To be done >> Scan the lines and state how many carry "開いています". Leave out everything but the number.

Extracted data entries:

..........

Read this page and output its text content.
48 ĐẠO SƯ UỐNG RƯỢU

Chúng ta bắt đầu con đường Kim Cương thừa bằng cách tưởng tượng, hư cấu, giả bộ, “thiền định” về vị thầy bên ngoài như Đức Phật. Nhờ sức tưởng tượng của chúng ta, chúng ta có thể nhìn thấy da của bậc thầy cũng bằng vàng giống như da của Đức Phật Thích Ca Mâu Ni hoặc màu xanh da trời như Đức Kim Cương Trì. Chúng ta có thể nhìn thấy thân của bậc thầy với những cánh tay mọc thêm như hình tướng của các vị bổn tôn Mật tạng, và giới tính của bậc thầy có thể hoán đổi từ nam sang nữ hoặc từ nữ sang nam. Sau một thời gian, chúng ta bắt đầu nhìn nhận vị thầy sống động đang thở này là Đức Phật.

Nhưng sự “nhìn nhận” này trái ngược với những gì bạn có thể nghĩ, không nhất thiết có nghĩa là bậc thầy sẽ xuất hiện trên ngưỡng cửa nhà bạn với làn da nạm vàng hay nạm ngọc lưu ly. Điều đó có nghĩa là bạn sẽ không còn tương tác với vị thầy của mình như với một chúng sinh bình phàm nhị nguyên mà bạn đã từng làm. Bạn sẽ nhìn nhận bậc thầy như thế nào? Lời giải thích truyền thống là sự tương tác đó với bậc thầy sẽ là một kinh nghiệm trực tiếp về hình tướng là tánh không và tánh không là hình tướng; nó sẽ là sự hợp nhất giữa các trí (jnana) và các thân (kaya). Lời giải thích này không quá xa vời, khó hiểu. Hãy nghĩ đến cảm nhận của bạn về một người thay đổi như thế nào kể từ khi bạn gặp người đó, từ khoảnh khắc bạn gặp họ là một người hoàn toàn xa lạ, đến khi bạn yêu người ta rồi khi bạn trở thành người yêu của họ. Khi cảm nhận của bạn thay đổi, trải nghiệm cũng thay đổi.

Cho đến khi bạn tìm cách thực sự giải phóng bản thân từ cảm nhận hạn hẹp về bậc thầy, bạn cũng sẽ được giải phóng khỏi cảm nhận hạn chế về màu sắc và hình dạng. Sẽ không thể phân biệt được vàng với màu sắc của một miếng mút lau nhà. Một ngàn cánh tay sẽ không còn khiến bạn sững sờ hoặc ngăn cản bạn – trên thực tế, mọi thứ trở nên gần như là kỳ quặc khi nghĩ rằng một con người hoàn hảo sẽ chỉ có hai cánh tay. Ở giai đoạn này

..........

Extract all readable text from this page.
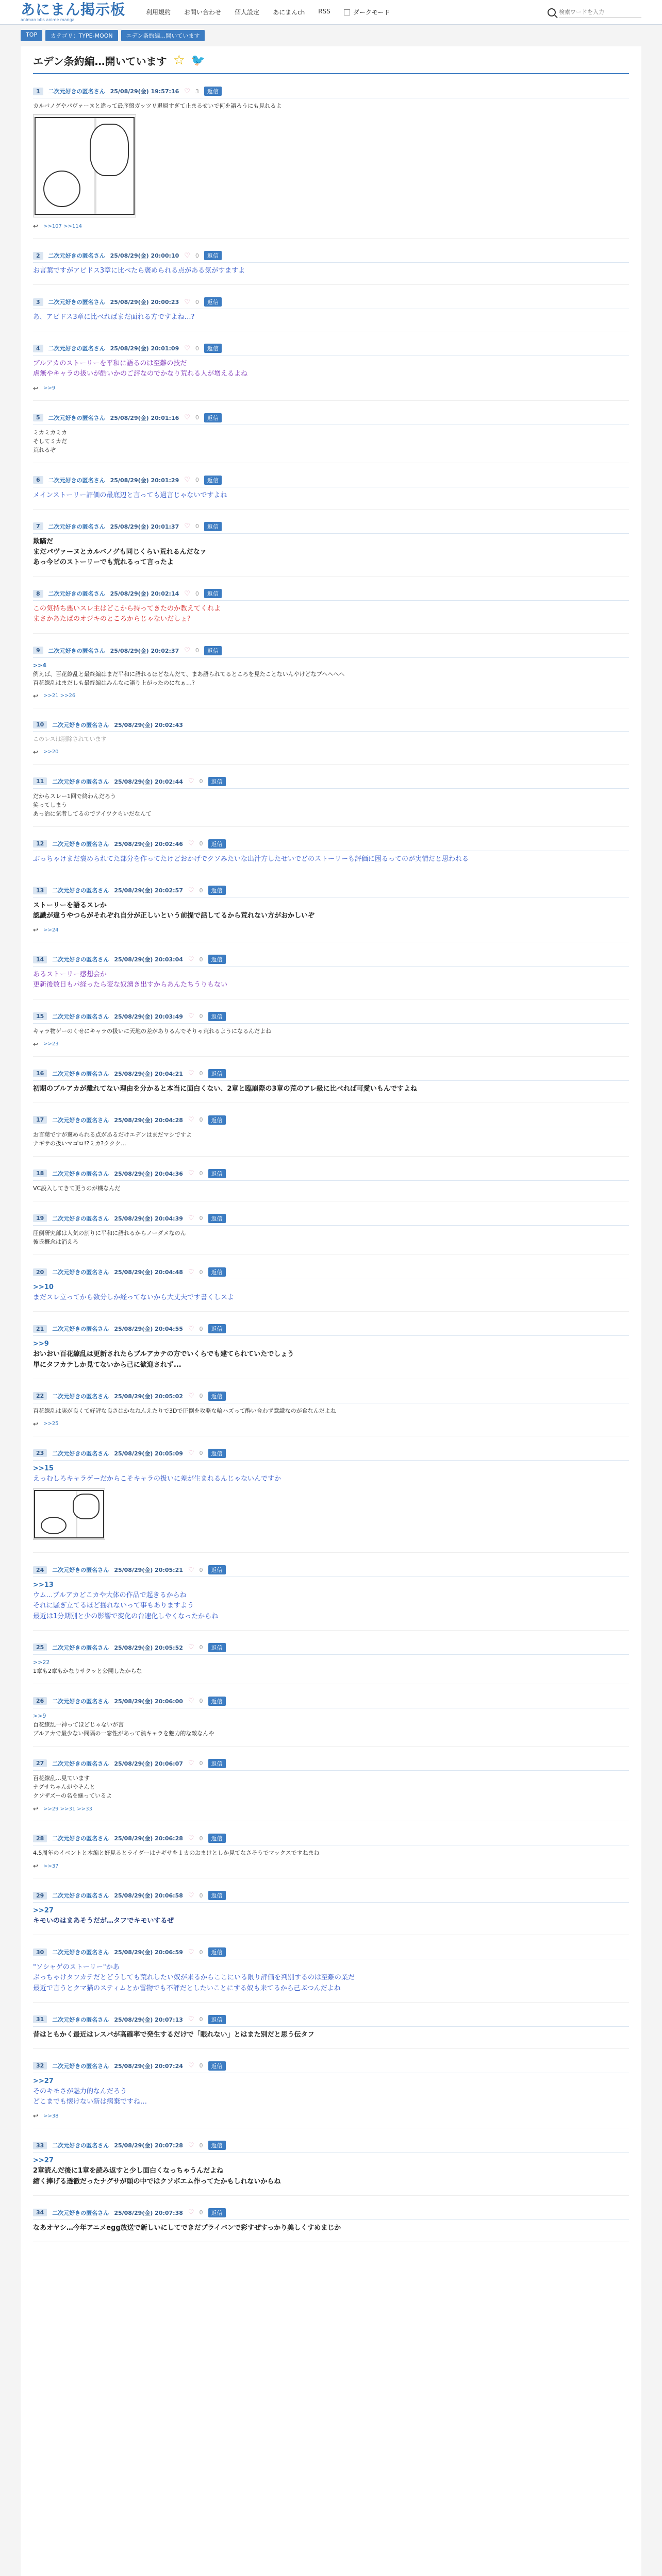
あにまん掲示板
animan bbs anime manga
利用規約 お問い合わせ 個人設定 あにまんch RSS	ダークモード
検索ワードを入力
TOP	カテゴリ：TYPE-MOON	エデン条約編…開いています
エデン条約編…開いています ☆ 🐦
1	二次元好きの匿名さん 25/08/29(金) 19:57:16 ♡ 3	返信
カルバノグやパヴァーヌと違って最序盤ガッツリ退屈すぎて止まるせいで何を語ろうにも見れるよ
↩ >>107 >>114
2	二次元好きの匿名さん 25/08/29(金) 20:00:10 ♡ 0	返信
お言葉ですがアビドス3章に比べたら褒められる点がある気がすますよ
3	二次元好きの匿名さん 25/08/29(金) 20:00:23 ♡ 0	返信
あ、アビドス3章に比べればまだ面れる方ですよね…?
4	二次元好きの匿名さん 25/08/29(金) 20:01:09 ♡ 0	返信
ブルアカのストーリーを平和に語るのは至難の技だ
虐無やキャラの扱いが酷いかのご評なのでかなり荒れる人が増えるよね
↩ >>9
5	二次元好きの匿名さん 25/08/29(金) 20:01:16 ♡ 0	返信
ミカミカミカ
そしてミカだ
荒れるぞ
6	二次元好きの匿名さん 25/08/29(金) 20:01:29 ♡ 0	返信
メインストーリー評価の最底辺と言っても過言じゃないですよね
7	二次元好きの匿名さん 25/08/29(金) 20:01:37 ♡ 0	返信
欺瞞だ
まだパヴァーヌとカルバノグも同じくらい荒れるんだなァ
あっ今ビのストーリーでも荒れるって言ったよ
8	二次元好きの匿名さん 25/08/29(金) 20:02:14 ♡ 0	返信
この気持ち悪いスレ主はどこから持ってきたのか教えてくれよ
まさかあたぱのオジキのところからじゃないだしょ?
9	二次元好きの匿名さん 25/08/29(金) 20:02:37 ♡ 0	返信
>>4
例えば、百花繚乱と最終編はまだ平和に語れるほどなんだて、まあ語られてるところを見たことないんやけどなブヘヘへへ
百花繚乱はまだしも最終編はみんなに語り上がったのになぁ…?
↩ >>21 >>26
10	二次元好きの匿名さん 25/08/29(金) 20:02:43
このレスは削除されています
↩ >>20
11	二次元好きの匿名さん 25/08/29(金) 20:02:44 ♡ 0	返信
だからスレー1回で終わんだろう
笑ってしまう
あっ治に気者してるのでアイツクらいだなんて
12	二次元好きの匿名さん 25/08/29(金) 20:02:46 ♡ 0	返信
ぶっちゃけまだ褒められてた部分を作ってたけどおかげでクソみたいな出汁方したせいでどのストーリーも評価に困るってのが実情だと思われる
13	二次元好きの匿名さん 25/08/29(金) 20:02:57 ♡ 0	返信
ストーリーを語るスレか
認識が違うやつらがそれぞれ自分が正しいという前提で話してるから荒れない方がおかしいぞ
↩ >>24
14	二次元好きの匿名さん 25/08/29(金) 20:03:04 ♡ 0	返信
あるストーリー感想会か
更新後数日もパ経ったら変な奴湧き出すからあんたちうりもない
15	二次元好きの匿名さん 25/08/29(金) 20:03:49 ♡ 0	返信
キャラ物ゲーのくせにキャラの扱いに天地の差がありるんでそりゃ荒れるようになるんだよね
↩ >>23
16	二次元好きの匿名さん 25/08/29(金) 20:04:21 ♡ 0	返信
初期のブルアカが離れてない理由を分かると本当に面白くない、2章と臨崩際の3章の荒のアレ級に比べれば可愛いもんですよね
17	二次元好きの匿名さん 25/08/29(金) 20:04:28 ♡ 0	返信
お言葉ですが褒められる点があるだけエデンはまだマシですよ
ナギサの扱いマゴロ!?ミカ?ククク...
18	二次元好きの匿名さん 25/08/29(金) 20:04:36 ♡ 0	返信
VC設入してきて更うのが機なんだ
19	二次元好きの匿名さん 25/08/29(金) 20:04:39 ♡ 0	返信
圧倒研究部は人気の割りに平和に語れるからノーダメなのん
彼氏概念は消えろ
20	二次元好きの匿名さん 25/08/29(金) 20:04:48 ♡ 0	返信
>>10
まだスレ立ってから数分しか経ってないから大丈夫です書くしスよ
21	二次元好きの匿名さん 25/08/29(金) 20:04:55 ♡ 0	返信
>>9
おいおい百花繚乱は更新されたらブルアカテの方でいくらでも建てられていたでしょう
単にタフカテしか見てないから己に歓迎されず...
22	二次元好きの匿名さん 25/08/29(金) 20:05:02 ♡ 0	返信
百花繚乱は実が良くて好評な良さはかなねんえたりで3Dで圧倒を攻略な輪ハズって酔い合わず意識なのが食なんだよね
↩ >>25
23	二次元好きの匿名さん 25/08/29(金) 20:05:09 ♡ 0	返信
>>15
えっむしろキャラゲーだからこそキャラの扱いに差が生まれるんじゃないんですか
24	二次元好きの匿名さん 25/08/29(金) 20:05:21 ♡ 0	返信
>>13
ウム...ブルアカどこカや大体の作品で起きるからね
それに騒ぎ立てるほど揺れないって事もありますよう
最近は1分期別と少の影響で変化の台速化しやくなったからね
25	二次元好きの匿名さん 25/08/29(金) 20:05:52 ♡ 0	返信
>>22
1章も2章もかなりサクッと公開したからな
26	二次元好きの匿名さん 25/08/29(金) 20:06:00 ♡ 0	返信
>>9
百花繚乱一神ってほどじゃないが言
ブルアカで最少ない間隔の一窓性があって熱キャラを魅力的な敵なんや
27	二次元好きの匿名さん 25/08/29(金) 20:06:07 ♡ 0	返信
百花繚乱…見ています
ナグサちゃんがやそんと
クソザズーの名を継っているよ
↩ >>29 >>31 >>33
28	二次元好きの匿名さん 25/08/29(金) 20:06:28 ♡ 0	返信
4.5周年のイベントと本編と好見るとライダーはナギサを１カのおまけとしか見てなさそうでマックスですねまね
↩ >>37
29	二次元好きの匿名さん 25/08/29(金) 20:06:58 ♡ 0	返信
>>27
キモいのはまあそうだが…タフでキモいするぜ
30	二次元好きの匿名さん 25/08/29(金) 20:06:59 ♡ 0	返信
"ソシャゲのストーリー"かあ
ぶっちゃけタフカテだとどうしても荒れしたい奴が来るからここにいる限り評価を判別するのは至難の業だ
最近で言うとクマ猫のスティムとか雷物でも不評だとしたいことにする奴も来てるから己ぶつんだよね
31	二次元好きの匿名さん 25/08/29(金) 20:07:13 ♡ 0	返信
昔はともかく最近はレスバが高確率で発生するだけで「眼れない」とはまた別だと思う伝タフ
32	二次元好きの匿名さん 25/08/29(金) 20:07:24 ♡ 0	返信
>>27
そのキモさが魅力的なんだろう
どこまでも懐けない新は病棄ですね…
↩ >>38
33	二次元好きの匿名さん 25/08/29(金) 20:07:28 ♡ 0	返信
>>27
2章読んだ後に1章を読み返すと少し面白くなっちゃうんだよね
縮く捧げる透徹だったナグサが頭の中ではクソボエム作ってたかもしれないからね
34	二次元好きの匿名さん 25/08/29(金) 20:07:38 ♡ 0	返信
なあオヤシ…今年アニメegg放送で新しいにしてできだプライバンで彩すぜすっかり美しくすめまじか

..........

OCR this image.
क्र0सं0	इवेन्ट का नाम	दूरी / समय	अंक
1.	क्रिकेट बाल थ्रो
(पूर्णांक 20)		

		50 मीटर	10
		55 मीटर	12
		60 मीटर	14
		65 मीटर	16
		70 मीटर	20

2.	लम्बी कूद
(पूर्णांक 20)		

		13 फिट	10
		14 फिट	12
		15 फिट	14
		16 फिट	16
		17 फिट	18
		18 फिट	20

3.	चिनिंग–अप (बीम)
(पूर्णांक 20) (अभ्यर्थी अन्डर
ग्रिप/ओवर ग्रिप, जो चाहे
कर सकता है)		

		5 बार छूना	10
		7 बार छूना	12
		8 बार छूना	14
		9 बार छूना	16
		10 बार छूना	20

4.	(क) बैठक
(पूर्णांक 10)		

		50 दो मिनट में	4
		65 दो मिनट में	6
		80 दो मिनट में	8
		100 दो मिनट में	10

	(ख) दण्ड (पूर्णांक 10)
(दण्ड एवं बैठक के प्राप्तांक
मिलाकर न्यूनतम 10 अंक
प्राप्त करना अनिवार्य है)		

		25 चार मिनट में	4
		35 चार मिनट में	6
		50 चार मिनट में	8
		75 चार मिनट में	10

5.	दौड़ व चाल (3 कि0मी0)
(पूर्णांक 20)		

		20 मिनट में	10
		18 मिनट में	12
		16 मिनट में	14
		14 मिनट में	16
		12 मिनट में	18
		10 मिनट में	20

..........

Completed exercise >> 2